Task brief:
Copy out every line containing the word "this".

Data excerpts
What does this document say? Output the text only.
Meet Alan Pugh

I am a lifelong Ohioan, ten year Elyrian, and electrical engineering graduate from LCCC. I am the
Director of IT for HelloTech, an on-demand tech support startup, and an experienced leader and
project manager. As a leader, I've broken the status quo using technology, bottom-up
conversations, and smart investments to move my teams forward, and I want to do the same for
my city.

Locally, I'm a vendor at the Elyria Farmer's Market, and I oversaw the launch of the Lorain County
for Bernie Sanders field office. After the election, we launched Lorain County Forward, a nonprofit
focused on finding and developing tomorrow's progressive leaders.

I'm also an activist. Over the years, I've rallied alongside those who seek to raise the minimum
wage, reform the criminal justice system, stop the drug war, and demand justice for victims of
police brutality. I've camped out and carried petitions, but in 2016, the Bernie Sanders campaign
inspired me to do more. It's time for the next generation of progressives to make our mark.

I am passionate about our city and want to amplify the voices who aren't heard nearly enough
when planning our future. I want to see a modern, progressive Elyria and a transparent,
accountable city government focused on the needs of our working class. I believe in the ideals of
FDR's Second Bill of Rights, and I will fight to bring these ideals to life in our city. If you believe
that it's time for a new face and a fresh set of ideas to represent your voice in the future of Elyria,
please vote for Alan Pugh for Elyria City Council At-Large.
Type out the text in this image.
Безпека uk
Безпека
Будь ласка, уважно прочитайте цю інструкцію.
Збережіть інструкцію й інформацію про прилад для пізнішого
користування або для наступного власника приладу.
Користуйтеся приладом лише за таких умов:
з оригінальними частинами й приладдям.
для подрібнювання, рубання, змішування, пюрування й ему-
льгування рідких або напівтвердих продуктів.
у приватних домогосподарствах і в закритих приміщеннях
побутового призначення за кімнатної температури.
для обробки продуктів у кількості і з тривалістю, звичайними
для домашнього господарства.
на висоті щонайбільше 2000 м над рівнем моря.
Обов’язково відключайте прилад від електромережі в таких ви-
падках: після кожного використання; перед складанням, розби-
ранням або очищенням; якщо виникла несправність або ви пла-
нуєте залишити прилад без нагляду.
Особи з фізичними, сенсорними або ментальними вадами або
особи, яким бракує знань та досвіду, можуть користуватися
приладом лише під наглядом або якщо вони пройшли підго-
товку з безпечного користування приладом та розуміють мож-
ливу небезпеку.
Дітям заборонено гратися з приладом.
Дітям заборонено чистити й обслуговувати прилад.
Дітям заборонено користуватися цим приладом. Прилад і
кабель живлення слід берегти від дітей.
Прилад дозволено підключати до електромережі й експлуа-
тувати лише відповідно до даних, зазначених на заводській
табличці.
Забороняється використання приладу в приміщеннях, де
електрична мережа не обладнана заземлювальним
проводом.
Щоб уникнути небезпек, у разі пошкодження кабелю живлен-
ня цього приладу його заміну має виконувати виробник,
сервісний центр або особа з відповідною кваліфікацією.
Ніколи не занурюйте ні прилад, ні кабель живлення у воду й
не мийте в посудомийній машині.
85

Written reply:
What does this document say? Output the text only.
Type out the text in this image.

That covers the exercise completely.